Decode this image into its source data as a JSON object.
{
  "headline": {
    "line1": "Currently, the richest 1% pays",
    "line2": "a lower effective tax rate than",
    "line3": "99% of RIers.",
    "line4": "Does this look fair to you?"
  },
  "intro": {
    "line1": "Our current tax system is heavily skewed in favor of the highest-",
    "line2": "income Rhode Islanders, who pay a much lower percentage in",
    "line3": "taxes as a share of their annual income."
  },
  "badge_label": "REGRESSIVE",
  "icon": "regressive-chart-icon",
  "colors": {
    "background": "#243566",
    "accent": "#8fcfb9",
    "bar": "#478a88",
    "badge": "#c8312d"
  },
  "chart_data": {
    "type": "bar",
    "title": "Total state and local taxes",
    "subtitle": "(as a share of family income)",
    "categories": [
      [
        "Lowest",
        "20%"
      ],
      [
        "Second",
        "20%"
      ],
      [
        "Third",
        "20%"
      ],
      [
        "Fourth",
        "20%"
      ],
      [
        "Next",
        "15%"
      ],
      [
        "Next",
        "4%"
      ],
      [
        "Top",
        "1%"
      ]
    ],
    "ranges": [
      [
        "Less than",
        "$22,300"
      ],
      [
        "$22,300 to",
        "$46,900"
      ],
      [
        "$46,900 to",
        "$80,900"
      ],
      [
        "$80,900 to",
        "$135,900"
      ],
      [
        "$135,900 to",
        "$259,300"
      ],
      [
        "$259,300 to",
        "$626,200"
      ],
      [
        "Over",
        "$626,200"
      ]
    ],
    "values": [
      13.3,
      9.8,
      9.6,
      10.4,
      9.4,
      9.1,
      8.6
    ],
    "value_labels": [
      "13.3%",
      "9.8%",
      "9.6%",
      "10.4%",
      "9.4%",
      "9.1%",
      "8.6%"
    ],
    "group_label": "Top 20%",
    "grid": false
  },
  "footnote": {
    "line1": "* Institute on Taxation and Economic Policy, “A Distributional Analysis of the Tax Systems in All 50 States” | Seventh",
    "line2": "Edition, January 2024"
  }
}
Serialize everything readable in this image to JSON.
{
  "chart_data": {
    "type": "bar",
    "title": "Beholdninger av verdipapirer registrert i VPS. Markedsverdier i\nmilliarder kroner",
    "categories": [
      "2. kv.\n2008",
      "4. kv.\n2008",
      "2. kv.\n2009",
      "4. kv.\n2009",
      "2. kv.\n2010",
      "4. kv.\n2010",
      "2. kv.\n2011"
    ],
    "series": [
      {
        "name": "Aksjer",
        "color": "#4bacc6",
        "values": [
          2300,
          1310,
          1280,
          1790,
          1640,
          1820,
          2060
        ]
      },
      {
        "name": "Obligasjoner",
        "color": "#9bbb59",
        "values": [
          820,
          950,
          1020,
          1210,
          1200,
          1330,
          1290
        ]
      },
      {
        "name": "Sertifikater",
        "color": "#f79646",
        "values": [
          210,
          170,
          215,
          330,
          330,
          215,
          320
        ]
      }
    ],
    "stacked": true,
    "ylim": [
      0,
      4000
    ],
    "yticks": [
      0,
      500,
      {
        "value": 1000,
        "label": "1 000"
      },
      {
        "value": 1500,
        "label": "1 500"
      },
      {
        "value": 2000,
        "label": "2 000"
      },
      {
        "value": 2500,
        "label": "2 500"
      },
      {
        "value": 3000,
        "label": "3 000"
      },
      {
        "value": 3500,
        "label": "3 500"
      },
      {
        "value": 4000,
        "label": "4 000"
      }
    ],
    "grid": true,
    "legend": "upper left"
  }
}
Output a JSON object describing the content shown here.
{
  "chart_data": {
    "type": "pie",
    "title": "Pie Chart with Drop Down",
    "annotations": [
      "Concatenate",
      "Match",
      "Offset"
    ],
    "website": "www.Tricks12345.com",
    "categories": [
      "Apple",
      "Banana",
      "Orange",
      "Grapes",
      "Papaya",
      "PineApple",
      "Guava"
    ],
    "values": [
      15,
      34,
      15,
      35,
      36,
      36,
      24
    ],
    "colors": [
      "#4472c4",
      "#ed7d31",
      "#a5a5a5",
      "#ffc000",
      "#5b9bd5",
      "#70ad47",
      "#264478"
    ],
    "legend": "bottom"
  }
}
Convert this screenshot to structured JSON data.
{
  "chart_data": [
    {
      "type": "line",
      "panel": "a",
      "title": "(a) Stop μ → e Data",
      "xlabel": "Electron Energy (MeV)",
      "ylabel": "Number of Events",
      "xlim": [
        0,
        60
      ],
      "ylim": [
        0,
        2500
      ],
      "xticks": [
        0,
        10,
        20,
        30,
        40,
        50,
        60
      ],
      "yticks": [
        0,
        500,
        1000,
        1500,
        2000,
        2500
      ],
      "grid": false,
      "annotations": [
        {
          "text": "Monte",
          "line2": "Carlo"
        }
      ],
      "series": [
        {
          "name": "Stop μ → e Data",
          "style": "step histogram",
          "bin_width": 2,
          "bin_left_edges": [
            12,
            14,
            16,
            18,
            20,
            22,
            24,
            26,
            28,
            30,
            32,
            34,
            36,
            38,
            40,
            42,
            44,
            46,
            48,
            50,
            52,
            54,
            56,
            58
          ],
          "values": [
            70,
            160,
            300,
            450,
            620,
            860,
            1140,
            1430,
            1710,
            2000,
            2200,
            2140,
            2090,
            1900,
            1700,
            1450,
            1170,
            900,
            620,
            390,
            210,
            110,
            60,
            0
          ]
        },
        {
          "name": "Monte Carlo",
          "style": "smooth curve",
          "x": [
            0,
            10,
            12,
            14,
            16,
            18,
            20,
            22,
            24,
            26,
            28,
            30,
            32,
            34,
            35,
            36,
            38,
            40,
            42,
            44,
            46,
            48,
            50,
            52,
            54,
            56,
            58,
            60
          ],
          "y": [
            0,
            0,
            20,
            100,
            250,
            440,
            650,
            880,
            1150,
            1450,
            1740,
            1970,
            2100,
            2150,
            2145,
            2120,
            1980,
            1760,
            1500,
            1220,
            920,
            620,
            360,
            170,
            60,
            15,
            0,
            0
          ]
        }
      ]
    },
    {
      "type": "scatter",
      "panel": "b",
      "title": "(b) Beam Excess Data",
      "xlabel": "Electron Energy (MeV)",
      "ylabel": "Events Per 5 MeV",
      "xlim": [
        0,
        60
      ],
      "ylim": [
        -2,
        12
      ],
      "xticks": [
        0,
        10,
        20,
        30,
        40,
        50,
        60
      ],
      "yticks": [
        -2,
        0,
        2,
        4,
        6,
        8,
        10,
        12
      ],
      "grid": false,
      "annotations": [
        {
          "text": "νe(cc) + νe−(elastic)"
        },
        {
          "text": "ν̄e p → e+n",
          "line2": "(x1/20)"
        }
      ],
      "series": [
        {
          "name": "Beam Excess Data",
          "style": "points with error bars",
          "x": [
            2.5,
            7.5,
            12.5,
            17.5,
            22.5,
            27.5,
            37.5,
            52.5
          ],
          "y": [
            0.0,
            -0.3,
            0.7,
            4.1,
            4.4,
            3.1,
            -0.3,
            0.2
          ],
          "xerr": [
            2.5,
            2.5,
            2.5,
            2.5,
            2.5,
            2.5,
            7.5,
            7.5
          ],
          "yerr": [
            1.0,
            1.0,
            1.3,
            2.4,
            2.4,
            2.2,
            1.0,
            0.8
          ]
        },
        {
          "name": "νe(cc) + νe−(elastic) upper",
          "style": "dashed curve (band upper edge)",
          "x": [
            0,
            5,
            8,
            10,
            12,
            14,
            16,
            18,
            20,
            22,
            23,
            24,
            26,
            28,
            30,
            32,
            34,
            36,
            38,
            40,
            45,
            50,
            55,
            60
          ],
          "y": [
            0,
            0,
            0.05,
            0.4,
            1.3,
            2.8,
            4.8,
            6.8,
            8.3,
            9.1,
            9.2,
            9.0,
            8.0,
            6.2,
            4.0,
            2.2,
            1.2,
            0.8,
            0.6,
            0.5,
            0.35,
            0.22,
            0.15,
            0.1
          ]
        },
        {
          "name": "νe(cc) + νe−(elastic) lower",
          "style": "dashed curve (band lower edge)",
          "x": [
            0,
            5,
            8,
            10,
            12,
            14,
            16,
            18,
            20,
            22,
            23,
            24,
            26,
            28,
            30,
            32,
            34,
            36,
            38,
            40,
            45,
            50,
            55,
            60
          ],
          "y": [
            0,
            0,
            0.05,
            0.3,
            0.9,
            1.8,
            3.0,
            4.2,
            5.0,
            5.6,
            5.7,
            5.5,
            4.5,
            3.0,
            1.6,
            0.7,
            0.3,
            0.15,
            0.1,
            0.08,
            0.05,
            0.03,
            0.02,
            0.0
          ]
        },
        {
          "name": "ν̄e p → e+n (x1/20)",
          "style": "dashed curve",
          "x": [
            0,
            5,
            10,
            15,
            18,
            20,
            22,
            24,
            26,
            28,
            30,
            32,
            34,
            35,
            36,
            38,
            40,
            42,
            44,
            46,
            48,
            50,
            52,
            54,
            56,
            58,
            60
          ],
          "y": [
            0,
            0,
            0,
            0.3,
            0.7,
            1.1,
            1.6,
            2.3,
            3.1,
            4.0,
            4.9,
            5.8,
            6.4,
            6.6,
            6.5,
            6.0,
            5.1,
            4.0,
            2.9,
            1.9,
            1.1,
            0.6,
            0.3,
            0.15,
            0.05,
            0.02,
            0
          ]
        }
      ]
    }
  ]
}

◇ ◇ ◇ ◇ ◇ ◇ ◇

Read the entries above, then pull out the lines that include "JSON".

» WRITTEN SOLUTION
Decode this image into its source data as a JSON object.
Serialize everything readable in this image to JSON.
Output a JSON object describing the content shown here.
Convert this screenshot to structured JSON data.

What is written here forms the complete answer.